Retype, without changes, every line from the line that contains "Transcribe the text in this document." through the final line of the records. Exclude pictures.
-- Begin Extracted records --
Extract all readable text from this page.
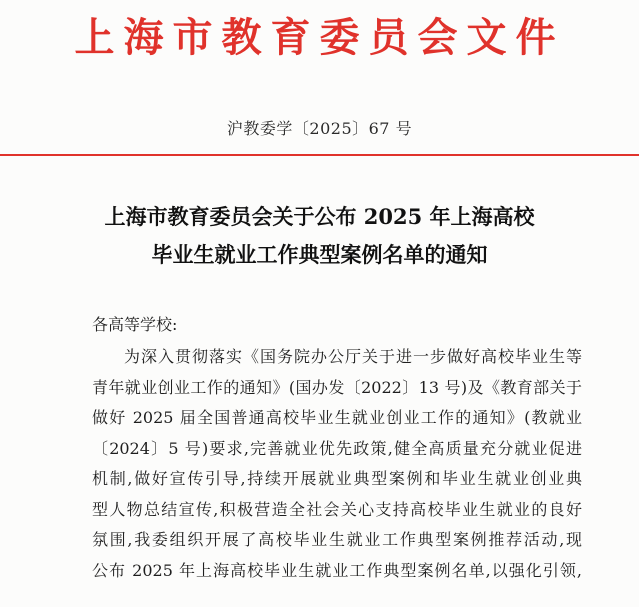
上海市教育委员会文件
沪教委学〔2025〕67 号
上海市教育委员会关于公布 2025 年上海高校
毕业生就业工作典型案例名单的通知
各高等学校:
为深入贯彻落实《国务院办公厅关于进一步做好高校毕业生等
青年就业创业工作的通知》(国办发〔2022〕13 号)及《教育部关于
做好 2025 届全国普通高校毕业生就业创业工作的通知》(教就业
〔2024〕5 号)要求,完善就业优先政策,健全高质量充分就业促进
机制,做好宣传引导,持续开展就业典型案例和毕业生就业创业典
型人物总结宣传,积极营造全社会关心支持高校毕业生就业的良好
氛围,我委组织开展了高校毕业生就业工作典型案例推荐活动,现
公布 2025 年上海高校毕业生就业工作典型案例名单,以强化引领,
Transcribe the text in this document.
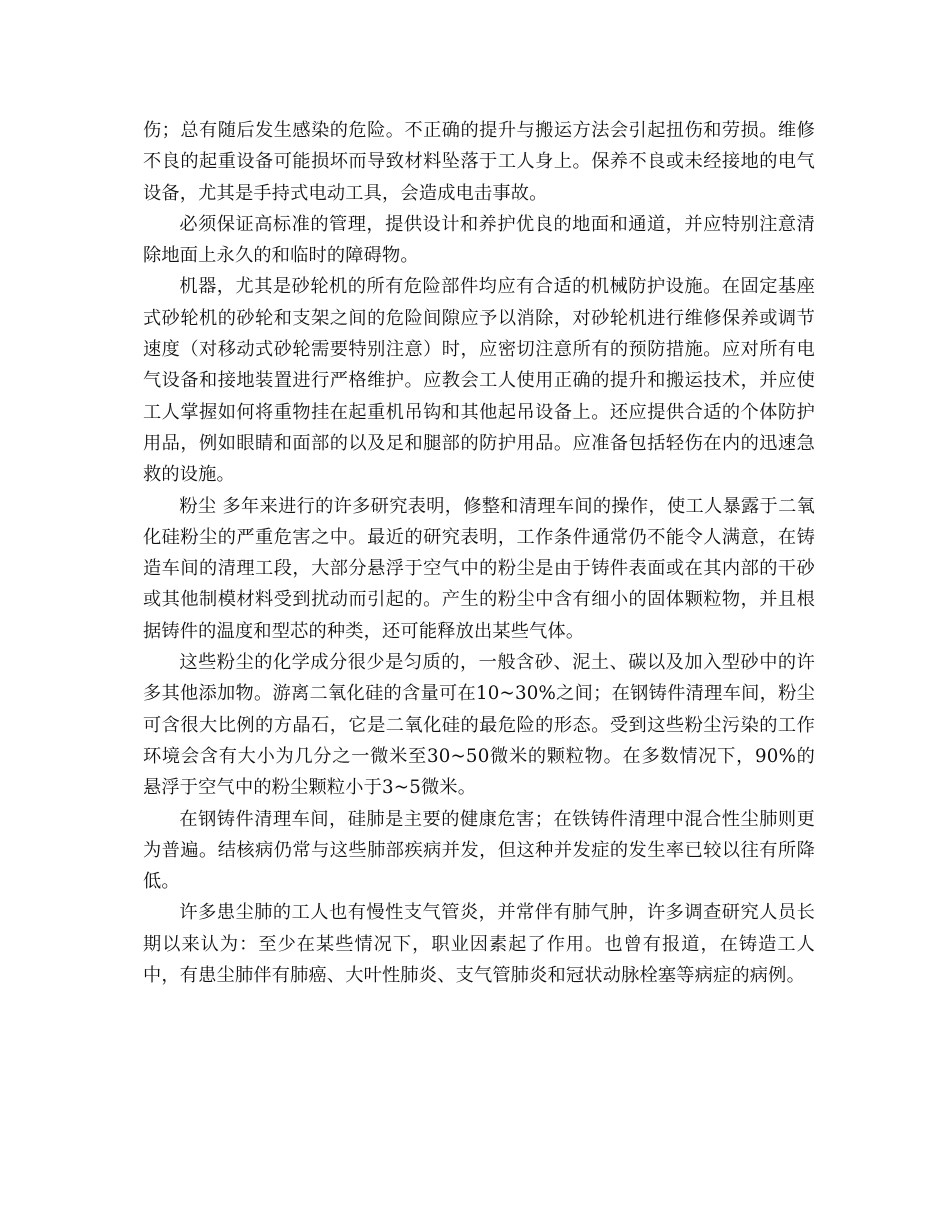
伤；总有随后发生感染的危险。不正确的提升与搬运方法会引起扭伤和劳损。维修不良的起重设备可能损坏而导致材料坠落于工人身上。保养不良或未经接地的电气设备，尤其是手持式电动工具，会造成电击事故。

必须保证高标准的管理，提供设计和养护优良的地面和通道，并应特别注意清除地面上永久的和临时的障碍物。

机器，尤其是砂轮机的所有危险部件均应有合适的机械防护设施。在固定基座式砂轮机的砂轮和支架之间的危险间隙应予以消除，对砂轮机进行维修保养或调节速度（对移动式砂轮需要特别注意）时，应密切注意所有的预防措施。应对所有电气设备和接地装置进行严格维护。应教会工人使用正确的提升和搬运技术，并应使工人掌握如何将重物挂在起重机吊钩和其他起吊设备上。还应提供合适的个体防护用品，例如眼睛和面部的以及足和腿部的防护用品。应准备包括轻伤在内的迅速急救的设施。

粉尘 多年来进行的许多研究表明，修整和清理车间的操作，使工人暴露于二氧化硅粉尘的严重危害之中。最近的研究表明，工作条件通常仍不能令人满意，在铸造车间的清理工段，大部分悬浮于空气中的粉尘是由于铸件表面或在其内部的干砂或其他制模材料受到扰动而引起的。产生的粉尘中含有细小的固体颗粒物，并且根据铸件的温度和型芯的种类，还可能释放出某些气体。

这些粉尘的化学成分很少是匀质的，一般含砂、泥土、碳以及加入型砂中的许多其他添加物。游离二氧化硅的含量可在10~30%之间；在钢铸件清理车间，粉尘可含很大比例的方晶石，它是二氧化硅的最危险的形态。受到这些粉尘污染的工作环境会含有大小为几分之一微米至30~50微米的颗粒物。在多数情况下，90%的悬浮于空气中的粉尘颗粒小于3~5微米。

在钢铸件清理车间，硅肺是主要的健康危害；在铁铸件清理中混合性尘肺则更为普遍。结核病仍常与这些肺部疾病并发，但这种并发症的发生率已较以往有所降低。

许多患尘肺的工人也有慢性支气管炎，并常伴有肺气肿，许多调查研究人员长期以来认为：至少在某些情况下，职业因素起了作用。也曾有报道，在铸造工人中，有患尘肺伴有肺癌、大叶性肺炎、支气管肺炎和冠状动脉栓塞等病症的病例。
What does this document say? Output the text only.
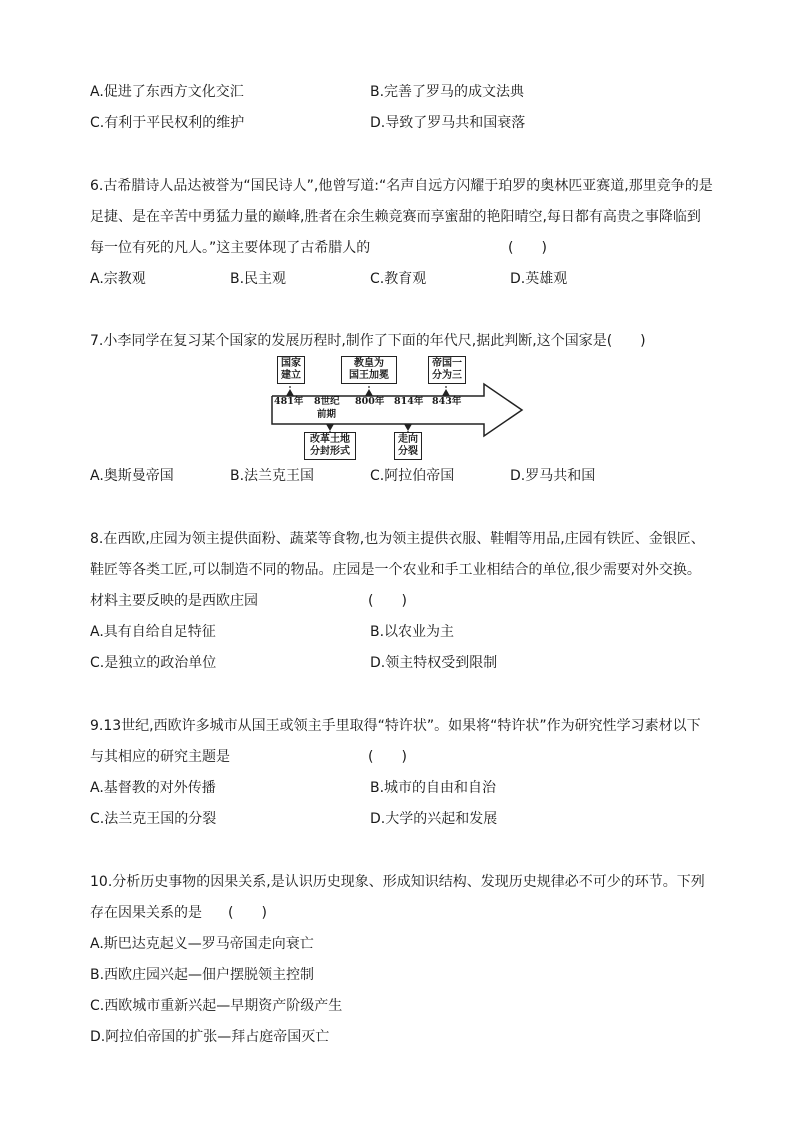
A.促进了东西方文化交汇	B.完善了罗马的成文法典
C.有利于平民权利的维护	D.导致了罗马共和国衰落
6.古希腊诗人品达被誉为“国民诗人”,他曾写道:“名声自远方闪耀于珀罗的奥林匹亚赛道,那里竞争的是
足捷、是在辛苦中勇猛力量的巅峰,胜者在余生赖竞赛而享蜜甜的艳阳晴空,每日都有高贵之事降临到
每一位有死的凡人。”这主要体现了古希腊人的	(　　)
A.宗教观	B.民主观	C.教育观	D.英雄观
7.小李同学在复习某个国家的发展历程时,制作了下面的年代尺,据此判断,这个国家是(　　)
国家
建立
教皇为
国王加冕
帝国一
分为三
481年 8世纪
前期
800年 814年 843年
改革土地
分封形式
走向
分裂
A.奥斯曼帝国	B.法兰克王国	C.阿拉伯帝国	D.罗马共和国
8.在西欧,庄园为领主提供面粉、蔬菜等食物,也为领主提供衣服、鞋帽等用品,庄园有铁匠、金银匠、
鞋匠等各类工匠,可以制造不同的物品。庄园是一个农业和手工业相结合的单位,很少需要对外交换。
材料主要反映的是西欧庄园	(　　)
A.具有自给自足特征	B.以农业为主
C.是独立的政治单位	D.领主特权受到限制
9.13世纪,西欧许多城市从国王或领主手里取得“特许状”。如果将“特许状”作为研究性学习素材以下
与其相应的研究主题是	(　　)
A.基督教的对外传播	B.城市的自由和自治
C.法兰克王国的分裂	D.大学的兴起和发展
10.分析历史事物的因果关系,是认识历史现象、形成知识结构、发现历史规律必不可少的环节。下列
存在因果关系的是 (　　)
A.斯巴达克起义—罗马帝国走向衰亡
B.西欧庄园兴起—佃户摆脱领主控制
C.西欧城市重新兴起—早期资产阶级产生
D.阿拉伯帝国的扩张—拜占庭帝国灭亡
-- End Extracted records --
### The completed task:
Transcribe the text in this document.
伤；总有随后发生感染的危险。不正确的提升与搬运方法会引起扭伤和劳损。维修不良的起重设备可能损坏而导致材料坠落于工人身上。保养不良或未经接地的电气设备，尤其是手持式电动工具，会造成电击事故。

必须保证高标准的管理，提供设计和养护优良的地面和通道，并应特别注意清除地面上永久的和临时的障碍物。

机器，尤其是砂轮机的所有危险部件均应有合适的机械防护设施。在固定基座式砂轮机的砂轮和支架之间的危险间隙应予以消除，对砂轮机进行维修保养或调节速度（对移动式砂轮需要特别注意）时，应密切注意所有的预防措施。应对所有电气设备和接地装置进行严格维护。应教会工人使用正确的提升和搬运技术，并应使工人掌握如何将重物挂在起重机吊钩和其他起吊设备上。还应提供合适的个体防护用品，例如眼睛和面部的以及足和腿部的防护用品。应准备包括轻伤在内的迅速急救的设施。

粉尘 多年来进行的许多研究表明，修整和清理车间的操作，使工人暴露于二氧化硅粉尘的严重危害之中。最近的研究表明，工作条件通常仍不能令人满意，在铸造车间的清理工段，大部分悬浮于空气中的粉尘是由于铸件表面或在其内部的干砂或其他制模材料受到扰动而引起的。产生的粉尘中含有细小的固体颗粒物，并且根据铸件的温度和型芯的种类，还可能释放出某些气体。

这些粉尘的化学成分很少是匀质的，一般含砂、泥土、碳以及加入型砂中的许多其他添加物。游离二氧化硅的含量可在10~30%之间；在钢铸件清理车间，粉尘可含很大比例的方晶石，它是二氧化硅的最危险的形态。受到这些粉尘污染的工作环境会含有大小为几分之一微米至30~50微米的颗粒物。在多数情况下，90%的悬浮于空气中的粉尘颗粒小于3~5微米。

在钢铸件清理车间，硅肺是主要的健康危害；在铁铸件清理中混合性尘肺则更为普遍。结核病仍常与这些肺部疾病并发，但这种并发症的发生率已较以往有所降低。

许多患尘肺的工人也有慢性支气管炎，并常伴有肺气肿，许多调查研究人员长期以来认为：至少在某些情况下，职业因素起了作用。也曾有报道，在铸造工人中，有患尘肺伴有肺癌、大叶性肺炎、支气管肺炎和冠状动脉栓塞等病症的病例。
What does this document say? Output the text only.
A.促进了东西方文化交汇	B.完善了罗马的成文法典
C.有利于平民权利的维护	D.导致了罗马共和国衰落
6.古希腊诗人品达被誉为“国民诗人”,他曾写道:“名声自远方闪耀于珀罗的奥林匹亚赛道,那里竞争的是
足捷、是在辛苦中勇猛力量的巅峰,胜者在余生赖竞赛而享蜜甜的艳阳晴空,每日都有高贵之事降临到
每一位有死的凡人。”这主要体现了古希腊人的	(　　)
A.宗教观	B.民主观	C.教育观	D.英雄观
7.小李同学在复习某个国家的发展历程时,制作了下面的年代尺,据此判断,这个国家是(　　)
国家
建立
教皇为
国王加冕
帝国一
分为三
481年 8世纪
前期
800年 814年 843年
改革土地
分封形式
走向
分裂
A.奥斯曼帝国	B.法兰克王国	C.阿拉伯帝国	D.罗马共和国
8.在西欧,庄园为领主提供面粉、蔬菜等食物,也为领主提供衣服、鞋帽等用品,庄园有铁匠、金银匠、
鞋匠等各类工匠,可以制造不同的物品。庄园是一个农业和手工业相结合的单位,很少需要对外交换。
材料主要反映的是西欧庄园	(　　)
A.具有自给自足特征	B.以农业为主
C.是独立的政治单位	D.领主特权受到限制
9.13世纪,西欧许多城市从国王或领主手里取得“特许状”。如果将“特许状”作为研究性学习素材以下
与其相应的研究主题是	(　　)
A.基督教的对外传播	B.城市的自由和自治
C.法兰克王国的分裂	D.大学的兴起和发展
10.分析历史事物的因果关系,是认识历史现象、形成知识结构、发现历史规律必不可少的环节。下列
存在因果关系的是 (　　)
A.斯巴达克起义—罗马帝国走向衰亡
B.西欧庄园兴起—佃户摆脱领主控制
C.西欧城市重新兴起—早期资产阶级产生
D.阿拉伯帝国的扩张—拜占庭帝国灭亡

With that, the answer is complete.